> Selected extract
The ref. document for the Marvell 10/100/1000 PHY daughter card (santa cruz connector) says there is some layout issue, which causes the PHY and the DDR clks tied together. PHY clk is derived from SOPC PLL @ 125 MHz and the document says DDR controller must be disabled if you want to run the Ethernet due to this clk issue. It did not make sense to me as the ref design uses the DDR, and the pre-canned binaries seem to work.

Has anyone dealt with this issue?

Also trying to use the C2H for checksum. C2H documentation is old and 10.1 sp2 EDS does not have C2H - must use legacy EDS I think. Would C2H for checksum be better choice than custom instruction?

thanks,

-swguy

Altera_Forum · ‎06-12-2012

Daixiwen,

Fixed the 0.0.0.0 IP issue. It required -DTSE_MY_SYSTEM and a .c file defining it. Also got the round-trip to be under a millisecond by performing few optimization like fast packet mem, deeper cache and /f core with faster MHz.

The link is auto-negotiating @ 100 mbps. Any idea why it would not go to gigabit? Both sides are capable of doing gigabit and proper cable is used.

thanks,

-swguy

Altera_Forum · ‎06-12-2012

I don't see any reason why the PHY chip wouldn't negotiate a gigabit speed if the other side advertises it. The autonegotiation is independent from the PHY-TSE interface so it should go to gigabit whatever happens on the FPGA side, except if the PHY MDIO registers controlling the gigabit function are modified by the driver. AFAIK the Altera driver doesn't modify those registers.

Did you try to connect the board to something else than your PC with the embedded OS? Just to see if it isn't an incompatibility between this PC and the Marvel PHY?

The only other case where I saw a PHY negotiating a lower speed than what it was supposed to was when it was receiving a clock that was slightly out of spec, but I don't think it's the case here.

Altera_Forum · ‎06-12-2012

I tried the board with Ref design with a PC and it does establish gigabit link. The ref design has Altera's GUI for board test interface.

The ref design was modified for various optimization and Nios code was changed for UDP server. May be I missed something in the BSP or the TSE driver needs some tweaking?

-swguy

Altera_Forum · ‎06-13-2012

When you say "PC" is it a different PC than the one with embedded OS that you tried with your system? If yes can you try this other PC with your design? That will tell if the incompatibility is in your design or something on the PC with the embedded OS.

> Exercise requirements
a. According to the forum thread, at what frequency is the PHY clock derived from the SOPC PLL?
b. Reproduce the passage of the forum thread between "Also trying to" and "cable is used.", inclusive.
The entries that follow the thread play no part in this work.

> Provided information
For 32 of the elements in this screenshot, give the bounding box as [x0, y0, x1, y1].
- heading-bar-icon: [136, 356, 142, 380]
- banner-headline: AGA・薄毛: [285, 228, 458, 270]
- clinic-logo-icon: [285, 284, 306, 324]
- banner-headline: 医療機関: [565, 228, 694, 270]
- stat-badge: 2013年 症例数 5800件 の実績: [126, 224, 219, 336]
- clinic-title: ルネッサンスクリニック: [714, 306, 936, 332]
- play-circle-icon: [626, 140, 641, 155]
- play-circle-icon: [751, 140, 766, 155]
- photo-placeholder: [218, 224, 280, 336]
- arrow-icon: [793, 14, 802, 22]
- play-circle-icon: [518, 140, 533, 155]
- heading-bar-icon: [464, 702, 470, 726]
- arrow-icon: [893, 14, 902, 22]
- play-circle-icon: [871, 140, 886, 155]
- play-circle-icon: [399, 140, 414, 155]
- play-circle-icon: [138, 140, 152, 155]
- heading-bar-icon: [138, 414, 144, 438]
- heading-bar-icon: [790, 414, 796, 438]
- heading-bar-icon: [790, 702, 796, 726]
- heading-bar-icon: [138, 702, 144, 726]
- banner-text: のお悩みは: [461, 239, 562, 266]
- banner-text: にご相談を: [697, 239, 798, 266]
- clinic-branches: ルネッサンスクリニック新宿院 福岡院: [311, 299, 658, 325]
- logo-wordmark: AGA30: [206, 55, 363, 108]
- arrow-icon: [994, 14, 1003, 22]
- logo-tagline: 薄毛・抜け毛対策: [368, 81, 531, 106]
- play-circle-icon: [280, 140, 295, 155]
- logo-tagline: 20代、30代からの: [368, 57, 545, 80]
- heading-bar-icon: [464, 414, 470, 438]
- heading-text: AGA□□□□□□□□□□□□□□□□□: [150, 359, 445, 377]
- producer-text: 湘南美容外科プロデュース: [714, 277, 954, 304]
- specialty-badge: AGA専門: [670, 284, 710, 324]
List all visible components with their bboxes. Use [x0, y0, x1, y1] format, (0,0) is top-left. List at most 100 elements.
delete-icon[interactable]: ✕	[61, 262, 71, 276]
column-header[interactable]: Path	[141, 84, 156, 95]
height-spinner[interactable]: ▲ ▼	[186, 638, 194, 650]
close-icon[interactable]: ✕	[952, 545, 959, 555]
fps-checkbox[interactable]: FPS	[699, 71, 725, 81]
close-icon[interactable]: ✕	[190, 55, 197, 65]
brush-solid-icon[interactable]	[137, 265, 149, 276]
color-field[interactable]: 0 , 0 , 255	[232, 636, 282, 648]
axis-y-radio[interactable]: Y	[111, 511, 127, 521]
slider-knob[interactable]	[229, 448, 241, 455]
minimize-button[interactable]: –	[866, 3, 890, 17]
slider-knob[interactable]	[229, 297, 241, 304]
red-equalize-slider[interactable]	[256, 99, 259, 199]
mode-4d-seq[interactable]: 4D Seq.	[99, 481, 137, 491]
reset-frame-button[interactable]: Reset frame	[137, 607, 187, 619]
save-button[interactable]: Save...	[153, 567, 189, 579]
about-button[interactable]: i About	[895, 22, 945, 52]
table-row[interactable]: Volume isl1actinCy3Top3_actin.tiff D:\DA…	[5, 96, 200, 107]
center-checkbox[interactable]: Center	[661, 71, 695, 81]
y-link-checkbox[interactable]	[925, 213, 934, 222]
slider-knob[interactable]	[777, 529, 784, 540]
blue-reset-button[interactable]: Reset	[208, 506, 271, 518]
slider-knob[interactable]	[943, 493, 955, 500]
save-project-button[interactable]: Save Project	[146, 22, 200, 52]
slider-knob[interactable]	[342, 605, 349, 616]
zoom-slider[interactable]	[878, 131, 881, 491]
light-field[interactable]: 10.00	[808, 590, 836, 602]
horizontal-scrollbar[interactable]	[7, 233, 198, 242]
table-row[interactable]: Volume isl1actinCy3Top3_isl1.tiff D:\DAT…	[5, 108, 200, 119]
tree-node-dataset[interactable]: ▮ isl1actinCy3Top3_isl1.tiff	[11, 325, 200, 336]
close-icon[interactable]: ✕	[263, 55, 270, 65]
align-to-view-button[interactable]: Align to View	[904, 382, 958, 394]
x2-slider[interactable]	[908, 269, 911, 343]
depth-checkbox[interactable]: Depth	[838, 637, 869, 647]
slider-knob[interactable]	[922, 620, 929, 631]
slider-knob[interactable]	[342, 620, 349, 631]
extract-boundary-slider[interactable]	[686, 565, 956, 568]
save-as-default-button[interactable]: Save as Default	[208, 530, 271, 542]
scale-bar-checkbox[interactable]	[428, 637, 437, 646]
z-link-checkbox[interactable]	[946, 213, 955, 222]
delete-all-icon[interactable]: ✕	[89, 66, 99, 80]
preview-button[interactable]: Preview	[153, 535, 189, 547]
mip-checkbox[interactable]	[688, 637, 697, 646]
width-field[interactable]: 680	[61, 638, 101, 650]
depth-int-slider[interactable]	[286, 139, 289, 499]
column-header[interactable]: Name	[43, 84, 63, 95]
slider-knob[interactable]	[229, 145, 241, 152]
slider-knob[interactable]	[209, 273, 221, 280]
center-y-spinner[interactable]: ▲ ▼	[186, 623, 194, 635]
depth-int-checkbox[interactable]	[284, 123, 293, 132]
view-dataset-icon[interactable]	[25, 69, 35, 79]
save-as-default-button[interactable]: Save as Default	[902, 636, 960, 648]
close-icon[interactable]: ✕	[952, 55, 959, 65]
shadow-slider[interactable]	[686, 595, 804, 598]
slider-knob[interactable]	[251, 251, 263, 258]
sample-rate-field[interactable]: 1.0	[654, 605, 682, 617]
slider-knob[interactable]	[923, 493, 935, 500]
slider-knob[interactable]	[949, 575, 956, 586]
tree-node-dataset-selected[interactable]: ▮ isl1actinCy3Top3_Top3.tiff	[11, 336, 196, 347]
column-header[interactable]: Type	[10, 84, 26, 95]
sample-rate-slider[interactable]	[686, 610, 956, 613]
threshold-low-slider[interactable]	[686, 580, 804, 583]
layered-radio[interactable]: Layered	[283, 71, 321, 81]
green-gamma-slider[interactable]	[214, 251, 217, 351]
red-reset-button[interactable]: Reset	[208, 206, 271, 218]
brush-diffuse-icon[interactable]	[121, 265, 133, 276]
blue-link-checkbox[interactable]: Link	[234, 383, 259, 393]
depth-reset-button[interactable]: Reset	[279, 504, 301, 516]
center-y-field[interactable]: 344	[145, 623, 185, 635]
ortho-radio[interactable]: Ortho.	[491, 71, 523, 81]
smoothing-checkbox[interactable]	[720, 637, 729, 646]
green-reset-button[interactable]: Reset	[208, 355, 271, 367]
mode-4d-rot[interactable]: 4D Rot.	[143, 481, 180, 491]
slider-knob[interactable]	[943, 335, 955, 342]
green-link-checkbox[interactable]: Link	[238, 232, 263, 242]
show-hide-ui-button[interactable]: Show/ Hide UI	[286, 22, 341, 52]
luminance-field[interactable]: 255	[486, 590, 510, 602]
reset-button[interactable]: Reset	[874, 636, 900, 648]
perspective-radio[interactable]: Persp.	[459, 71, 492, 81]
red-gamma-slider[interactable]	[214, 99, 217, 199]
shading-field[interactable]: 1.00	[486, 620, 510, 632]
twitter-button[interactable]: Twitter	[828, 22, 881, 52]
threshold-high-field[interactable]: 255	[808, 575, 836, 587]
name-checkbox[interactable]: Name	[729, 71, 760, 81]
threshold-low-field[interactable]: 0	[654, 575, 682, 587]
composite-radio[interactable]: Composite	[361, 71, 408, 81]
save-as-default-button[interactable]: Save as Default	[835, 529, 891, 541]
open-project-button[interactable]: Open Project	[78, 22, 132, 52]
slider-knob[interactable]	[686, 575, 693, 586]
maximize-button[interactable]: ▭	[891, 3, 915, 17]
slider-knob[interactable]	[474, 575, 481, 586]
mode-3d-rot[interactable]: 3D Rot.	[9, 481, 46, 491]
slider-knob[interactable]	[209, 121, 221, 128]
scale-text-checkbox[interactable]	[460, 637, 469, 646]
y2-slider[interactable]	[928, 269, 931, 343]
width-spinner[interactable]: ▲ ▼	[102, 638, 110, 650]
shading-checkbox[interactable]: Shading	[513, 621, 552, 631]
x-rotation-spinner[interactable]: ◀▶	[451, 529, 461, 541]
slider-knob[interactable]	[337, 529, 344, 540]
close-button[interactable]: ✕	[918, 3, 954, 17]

> Answers to each task
a. 125 MHz

b.
Also trying to use the C2H for checksum. C2H documentation is old and 10.1 sp2 EDS does not have C2H - must use legacy EDS I think. Would C2H for checksum be better choice than custom instruction?

thanks,

-swguy

Altera_Forum · ‎06-12-2012

Daixiwen,

Fixed the 0.0.0.0 IP issue. It required -DTSE_MY_SYSTEM and a .c file defining it. Also got the round-trip to be under a millisecond by performing few optimization like fast packet mem, deeper cache and /f core with faster MHz.

The link is auto-negotiating @ 100 mbps. Any idea why it would not go to gigabit? Both sides are capable of doing gigabit and proper cable is used.